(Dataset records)
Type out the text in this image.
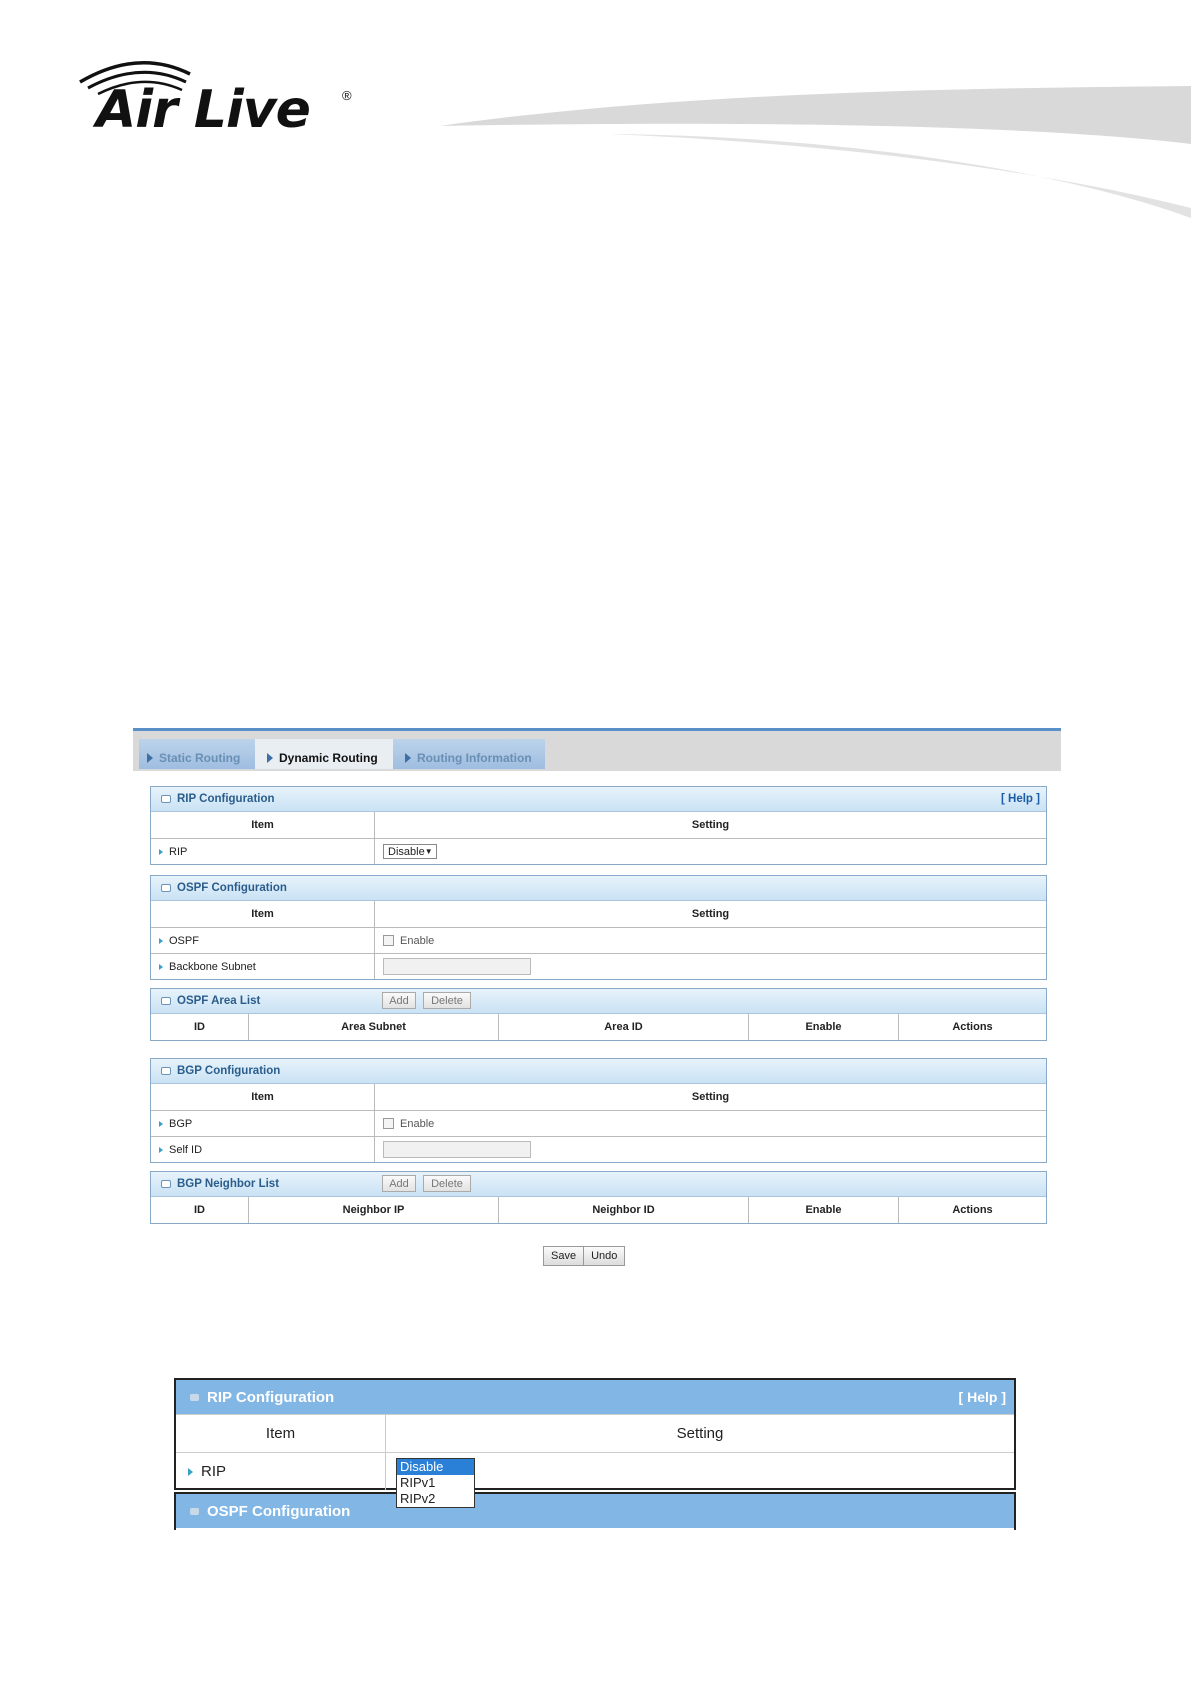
Air Live ®
Static Routing	Dynamic Routing	Routing Information
RIP Configuration	[ Help ]
Item	Setting
RIP	Disable ▼
OSPF Configuration
Item	Setting
OSPF	Enable
Backbone Subnet
OSPF Area List	Add	Delete
ID	Area Subnet	Area ID	Enable	Actions
BGP Configuration
Item	Setting
BGP	Enable
Self ID
BGP Neighbor List	Add	Delete
ID	Neighbor IP	Neighbor ID	Enable	Actions
Save	Undo
RIP Configuration	[ Help ]
Item	Setting
RIP	Disable
RIPv1
RIPv2
OSPF Configuration
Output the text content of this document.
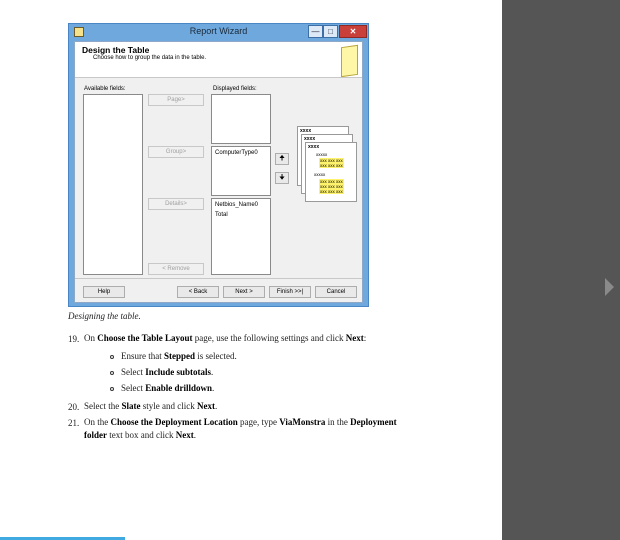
Report Wizard	—	□	✕
Design the Table
Choose how to group the data in the table.
Available fields:
Page>
Group>
Details>
< Remove
Displayed fields:
ComputerType0
Netbios_Name0
Total
🠉
🠋
xxxx
xxxx
xxxx
xxxxx
xxx xxx xxx
xxx xxx xxx
xxxxx
xxx xxx xxx
xxx xxx xxx
xxx xxx xxx
Help	< Back	Next >	Finish >>|	Cancel
Designing the table.
19. On Choose the Table Layout page, use the following settings and click Next:
Ensure that Stepped is selected.
Select Include subtotals.
Select Enable drilldown.
20. Select the Slate style and click Next.
21. On the Choose the Deployment Location page, type ViaMonstra in the Deployment
folder text box and click Next.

**Set task:** Produce an exact reproduction of the lines from the line containing "Output the text content of this document." through the last line of the records. Any picture is left out.

**Answer to the problem:**
Output the text content of this document.
Report Wizard	—	□	✕
Design the Table
Choose how to group the data in the table.
Available fields:
Page>
Group>
Details>
< Remove
Displayed fields:
ComputerType0
Netbios_Name0
Total
🠉
🠋
xxxx
xxxx
xxxx
xxxxx
xxx xxx xxx
xxx xxx xxx
xxxxx
xxx xxx xxx
xxx xxx xxx
xxx xxx xxx
Help	< Back	Next >	Finish >>|	Cancel
Designing the table.
19. On Choose the Table Layout page, use the following settings and click Next:
Ensure that Stepped is selected.
Select Include subtotals.
Select Enable drilldown.
20. Select the Slate style and click Next.
21. On the Choose the Deployment Location page, type ViaMonstra in the Deployment
folder text box and click Next.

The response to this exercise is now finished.